BEGIN Records
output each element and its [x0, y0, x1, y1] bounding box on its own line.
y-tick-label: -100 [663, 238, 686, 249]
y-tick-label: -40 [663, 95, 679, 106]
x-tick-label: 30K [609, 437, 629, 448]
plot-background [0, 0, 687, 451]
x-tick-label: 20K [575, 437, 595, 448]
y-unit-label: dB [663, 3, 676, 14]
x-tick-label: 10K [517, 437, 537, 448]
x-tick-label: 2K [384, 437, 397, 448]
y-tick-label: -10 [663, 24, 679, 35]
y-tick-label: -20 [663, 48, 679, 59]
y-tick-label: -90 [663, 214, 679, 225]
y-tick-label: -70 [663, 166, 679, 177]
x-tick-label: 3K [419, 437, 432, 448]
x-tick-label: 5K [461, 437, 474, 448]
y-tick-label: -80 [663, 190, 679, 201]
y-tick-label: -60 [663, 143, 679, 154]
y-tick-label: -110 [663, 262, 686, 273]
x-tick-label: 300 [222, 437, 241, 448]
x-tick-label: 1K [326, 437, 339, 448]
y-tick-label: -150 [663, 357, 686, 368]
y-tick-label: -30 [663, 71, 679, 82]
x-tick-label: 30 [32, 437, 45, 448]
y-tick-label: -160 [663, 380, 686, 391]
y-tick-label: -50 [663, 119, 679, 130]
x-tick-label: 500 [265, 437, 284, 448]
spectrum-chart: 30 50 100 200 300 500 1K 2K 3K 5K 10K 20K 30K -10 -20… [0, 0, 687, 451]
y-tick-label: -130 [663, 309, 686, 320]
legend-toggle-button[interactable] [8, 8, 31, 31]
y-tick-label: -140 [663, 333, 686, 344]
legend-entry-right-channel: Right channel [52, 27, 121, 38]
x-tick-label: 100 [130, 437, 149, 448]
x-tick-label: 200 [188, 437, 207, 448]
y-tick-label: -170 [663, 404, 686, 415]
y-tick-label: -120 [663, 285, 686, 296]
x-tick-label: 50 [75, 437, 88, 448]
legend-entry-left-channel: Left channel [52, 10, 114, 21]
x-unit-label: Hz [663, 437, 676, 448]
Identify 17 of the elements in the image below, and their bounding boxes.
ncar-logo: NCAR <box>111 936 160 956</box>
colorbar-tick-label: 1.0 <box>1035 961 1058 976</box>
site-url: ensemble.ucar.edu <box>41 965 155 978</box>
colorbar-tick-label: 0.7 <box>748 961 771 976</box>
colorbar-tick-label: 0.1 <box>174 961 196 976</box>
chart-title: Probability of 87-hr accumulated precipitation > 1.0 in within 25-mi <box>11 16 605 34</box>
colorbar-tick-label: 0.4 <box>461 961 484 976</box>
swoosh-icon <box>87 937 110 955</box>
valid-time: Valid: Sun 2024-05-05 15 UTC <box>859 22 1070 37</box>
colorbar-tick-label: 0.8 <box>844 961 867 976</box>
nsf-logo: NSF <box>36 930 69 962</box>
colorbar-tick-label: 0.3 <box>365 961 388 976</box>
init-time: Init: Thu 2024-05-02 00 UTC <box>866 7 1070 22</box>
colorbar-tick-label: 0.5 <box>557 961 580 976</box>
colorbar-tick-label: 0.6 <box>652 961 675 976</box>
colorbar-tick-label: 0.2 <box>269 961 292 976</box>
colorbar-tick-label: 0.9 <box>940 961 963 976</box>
END Records
_Problem requirements_:
Copy the data from its very first line through the line that contains "x-tick-label: 20K [575, 437, 595, 448]", including both of those lines.

_Exercise result_:
output each element and its [x0, y0, x1, y1] bounding box on its own line.
y-tick-label: -100 [663, 238, 686, 249]
y-tick-label: -40 [663, 95, 679, 106]
x-tick-label: 30K [609, 437, 629, 448]
plot-background [0, 0, 687, 451]
x-tick-label: 20K [575, 437, 595, 448]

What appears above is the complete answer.